◆ WORK REQUIRED ◆
Comb through the entries for "x与y正相关" and pull out each line that holds it.

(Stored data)
==============================

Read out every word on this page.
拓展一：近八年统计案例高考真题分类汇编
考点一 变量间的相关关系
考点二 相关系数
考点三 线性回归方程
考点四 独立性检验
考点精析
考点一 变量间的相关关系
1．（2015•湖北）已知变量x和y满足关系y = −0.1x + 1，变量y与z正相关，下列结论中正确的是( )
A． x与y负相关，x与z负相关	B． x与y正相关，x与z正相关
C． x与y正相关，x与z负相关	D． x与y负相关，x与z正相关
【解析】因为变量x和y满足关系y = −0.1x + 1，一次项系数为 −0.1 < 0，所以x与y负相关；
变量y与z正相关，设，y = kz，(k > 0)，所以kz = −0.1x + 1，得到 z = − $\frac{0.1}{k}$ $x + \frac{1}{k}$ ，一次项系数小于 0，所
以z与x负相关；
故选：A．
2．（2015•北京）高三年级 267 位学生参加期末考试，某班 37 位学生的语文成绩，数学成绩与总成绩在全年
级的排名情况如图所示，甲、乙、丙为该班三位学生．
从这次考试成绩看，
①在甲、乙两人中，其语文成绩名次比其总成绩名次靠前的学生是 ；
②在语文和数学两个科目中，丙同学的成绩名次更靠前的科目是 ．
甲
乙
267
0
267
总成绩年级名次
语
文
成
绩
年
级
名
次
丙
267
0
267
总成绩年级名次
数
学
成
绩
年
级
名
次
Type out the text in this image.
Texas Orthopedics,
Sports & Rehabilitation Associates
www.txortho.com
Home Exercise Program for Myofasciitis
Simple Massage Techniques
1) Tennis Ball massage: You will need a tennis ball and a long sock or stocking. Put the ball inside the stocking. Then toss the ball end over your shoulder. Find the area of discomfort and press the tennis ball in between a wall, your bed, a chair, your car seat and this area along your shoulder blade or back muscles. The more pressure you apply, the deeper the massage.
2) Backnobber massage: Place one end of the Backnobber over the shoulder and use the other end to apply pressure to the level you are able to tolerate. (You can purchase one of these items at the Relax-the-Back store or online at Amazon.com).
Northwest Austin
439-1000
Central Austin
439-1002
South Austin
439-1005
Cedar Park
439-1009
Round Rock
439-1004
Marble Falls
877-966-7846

==============================

◆ SOLUTION TO THE EXERCISE ◆
A． x与y负相关，x与z负相关	B． x与y正相关，x与z正相关
C． x与y正相关，x与z负相关	D． x与y负相关，x与z正相关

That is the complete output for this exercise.